▶ _JOB_: Select the lines below containing the word "urbano".

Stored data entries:

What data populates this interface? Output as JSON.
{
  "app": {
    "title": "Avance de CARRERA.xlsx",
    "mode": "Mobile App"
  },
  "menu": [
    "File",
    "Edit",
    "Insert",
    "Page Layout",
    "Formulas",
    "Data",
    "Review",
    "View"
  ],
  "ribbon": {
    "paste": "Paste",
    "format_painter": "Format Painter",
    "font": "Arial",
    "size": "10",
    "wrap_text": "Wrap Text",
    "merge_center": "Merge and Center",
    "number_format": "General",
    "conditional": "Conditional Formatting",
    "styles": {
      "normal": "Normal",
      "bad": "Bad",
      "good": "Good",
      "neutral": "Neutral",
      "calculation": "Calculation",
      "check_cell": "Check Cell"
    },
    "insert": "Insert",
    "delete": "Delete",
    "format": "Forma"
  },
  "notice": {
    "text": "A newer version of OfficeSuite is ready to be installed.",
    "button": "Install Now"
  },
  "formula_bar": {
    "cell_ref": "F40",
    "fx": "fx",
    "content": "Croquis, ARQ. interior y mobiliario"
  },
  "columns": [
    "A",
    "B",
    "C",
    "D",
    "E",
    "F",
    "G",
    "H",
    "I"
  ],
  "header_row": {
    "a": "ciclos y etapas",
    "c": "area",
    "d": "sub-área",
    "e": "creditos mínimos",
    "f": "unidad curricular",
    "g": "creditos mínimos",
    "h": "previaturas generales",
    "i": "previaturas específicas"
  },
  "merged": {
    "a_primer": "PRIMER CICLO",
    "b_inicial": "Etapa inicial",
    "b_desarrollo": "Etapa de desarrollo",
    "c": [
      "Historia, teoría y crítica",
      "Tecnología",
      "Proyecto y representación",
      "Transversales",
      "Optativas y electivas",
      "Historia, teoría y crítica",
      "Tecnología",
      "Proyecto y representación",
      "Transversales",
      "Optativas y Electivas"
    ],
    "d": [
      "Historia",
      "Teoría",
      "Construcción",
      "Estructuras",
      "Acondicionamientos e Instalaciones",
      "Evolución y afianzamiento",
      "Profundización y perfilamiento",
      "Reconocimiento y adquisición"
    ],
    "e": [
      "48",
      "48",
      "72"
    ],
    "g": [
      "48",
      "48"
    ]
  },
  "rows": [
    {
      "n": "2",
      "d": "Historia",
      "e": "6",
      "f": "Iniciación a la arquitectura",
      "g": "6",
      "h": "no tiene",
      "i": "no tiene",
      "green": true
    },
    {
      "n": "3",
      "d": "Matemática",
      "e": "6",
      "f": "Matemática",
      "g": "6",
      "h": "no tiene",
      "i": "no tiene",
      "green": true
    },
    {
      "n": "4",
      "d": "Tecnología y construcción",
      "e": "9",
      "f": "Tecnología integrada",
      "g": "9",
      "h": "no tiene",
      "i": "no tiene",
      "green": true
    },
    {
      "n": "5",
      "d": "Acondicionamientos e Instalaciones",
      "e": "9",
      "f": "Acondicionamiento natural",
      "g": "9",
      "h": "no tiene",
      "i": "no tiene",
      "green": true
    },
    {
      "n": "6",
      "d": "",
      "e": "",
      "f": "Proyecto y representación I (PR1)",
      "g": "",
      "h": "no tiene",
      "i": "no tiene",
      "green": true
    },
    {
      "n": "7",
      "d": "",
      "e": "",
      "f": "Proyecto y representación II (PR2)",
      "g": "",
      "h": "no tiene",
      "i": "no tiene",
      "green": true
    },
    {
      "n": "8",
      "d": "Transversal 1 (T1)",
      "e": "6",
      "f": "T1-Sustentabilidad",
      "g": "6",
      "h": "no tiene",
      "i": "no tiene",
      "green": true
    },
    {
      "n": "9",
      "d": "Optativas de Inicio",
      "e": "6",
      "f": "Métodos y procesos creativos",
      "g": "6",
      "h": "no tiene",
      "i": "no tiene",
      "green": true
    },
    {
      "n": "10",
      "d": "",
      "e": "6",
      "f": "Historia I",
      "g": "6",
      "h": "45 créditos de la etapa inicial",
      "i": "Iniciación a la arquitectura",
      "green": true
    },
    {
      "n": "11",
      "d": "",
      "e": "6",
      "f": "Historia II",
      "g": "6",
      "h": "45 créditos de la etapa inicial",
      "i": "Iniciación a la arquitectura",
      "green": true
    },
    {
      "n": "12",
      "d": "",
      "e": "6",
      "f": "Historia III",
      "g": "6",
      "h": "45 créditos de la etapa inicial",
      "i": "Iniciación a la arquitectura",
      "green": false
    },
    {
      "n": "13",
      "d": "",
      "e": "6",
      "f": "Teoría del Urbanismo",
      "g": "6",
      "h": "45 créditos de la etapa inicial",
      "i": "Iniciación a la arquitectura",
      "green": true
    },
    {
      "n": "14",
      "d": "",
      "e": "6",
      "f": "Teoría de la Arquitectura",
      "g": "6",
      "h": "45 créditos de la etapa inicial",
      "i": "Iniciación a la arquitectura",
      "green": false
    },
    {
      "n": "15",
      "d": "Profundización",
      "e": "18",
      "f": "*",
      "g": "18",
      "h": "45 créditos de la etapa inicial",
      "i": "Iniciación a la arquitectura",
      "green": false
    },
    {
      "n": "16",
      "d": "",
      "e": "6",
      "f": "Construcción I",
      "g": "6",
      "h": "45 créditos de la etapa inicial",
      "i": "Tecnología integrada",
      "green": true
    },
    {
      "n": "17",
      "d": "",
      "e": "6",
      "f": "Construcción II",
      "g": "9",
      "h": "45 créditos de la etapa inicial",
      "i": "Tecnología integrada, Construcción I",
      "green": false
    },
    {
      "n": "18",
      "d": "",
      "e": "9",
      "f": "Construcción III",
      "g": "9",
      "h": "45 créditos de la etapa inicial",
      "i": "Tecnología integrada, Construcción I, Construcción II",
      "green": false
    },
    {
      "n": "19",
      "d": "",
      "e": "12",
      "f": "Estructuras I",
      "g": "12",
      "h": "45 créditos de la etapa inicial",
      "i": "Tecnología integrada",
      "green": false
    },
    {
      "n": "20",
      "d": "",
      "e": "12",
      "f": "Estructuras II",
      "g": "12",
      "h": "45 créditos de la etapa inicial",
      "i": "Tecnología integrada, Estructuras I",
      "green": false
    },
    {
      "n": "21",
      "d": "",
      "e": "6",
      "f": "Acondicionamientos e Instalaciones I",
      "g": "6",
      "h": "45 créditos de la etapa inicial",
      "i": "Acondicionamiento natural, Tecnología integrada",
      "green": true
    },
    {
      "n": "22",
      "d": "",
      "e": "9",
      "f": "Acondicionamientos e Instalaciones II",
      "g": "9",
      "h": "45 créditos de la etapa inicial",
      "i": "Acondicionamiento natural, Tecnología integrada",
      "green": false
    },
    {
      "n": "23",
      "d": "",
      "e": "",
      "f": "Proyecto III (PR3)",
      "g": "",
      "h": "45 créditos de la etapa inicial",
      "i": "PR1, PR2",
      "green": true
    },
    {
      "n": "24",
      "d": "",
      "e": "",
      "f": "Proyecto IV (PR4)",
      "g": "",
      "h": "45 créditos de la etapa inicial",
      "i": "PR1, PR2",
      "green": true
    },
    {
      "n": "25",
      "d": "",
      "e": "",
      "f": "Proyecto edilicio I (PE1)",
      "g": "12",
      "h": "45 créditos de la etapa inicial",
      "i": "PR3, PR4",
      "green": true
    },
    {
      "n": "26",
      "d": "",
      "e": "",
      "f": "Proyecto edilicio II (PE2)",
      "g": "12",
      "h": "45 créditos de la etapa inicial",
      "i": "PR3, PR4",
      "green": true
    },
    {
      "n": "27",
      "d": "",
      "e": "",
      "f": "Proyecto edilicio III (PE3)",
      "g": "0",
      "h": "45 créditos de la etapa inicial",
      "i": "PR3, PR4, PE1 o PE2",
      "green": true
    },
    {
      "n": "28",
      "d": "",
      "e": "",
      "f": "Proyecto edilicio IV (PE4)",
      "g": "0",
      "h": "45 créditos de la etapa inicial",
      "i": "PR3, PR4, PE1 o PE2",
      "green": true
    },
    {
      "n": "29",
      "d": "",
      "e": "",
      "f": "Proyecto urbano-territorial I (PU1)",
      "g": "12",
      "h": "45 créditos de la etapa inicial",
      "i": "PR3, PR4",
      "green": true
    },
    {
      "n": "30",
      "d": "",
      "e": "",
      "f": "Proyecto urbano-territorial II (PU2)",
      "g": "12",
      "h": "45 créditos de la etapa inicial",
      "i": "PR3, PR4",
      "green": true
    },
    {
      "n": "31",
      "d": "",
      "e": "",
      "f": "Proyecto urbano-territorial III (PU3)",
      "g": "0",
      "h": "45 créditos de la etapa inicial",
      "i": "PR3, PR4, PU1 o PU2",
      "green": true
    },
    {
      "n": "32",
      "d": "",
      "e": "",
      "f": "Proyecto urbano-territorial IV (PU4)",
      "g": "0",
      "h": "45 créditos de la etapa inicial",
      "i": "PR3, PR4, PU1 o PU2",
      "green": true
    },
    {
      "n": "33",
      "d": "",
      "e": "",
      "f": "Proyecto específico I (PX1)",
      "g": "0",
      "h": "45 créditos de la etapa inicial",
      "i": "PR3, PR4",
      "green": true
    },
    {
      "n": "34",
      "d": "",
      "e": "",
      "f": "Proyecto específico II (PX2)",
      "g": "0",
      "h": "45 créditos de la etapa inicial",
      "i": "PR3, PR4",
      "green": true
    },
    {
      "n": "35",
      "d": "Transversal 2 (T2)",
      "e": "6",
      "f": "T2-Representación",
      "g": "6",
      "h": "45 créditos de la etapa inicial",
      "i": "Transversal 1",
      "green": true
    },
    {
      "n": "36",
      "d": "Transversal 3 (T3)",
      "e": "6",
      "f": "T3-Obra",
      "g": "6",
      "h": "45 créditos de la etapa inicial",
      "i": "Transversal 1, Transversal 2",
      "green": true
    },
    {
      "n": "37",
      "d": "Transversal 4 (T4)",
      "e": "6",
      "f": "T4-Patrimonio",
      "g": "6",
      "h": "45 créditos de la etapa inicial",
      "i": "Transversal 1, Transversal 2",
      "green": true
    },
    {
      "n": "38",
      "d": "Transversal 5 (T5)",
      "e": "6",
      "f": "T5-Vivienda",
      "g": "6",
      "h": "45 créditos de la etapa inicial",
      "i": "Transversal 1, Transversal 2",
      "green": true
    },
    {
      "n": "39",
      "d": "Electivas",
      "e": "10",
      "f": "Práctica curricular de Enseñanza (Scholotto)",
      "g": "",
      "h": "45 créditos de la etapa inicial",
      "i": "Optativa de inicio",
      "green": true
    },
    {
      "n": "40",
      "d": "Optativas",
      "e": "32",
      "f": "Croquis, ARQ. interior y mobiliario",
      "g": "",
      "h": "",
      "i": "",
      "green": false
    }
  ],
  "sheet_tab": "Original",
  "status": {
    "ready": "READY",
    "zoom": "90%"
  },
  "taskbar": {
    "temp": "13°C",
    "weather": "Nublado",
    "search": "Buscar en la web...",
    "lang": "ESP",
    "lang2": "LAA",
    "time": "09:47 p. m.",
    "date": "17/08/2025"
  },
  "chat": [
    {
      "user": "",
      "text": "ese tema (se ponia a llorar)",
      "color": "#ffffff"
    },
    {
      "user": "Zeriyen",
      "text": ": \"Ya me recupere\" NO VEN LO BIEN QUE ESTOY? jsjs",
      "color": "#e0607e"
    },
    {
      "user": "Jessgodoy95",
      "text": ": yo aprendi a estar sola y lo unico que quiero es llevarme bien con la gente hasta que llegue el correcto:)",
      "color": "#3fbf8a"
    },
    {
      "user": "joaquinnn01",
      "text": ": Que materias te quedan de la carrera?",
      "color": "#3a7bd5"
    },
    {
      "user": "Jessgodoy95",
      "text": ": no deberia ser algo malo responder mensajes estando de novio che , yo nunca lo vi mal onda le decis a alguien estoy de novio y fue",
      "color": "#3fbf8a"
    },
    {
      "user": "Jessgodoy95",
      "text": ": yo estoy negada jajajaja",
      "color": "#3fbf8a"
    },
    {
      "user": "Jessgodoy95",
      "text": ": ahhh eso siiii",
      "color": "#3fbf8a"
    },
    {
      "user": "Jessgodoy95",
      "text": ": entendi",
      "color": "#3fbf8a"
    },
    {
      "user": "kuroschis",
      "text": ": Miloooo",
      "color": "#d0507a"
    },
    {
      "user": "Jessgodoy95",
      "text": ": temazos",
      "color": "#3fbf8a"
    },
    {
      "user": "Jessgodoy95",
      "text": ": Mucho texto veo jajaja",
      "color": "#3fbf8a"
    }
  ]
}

▶ _EXERCISE SOLUTION_:
      "f": "Proyecto urbano-territorial I (PU1)",
      "f": "Proyecto urbano-territorial II (PU2)",
      "f": "Proyecto urbano-territorial III (PU3)",
      "f": "Proyecto urbano-territorial IV (PU4)",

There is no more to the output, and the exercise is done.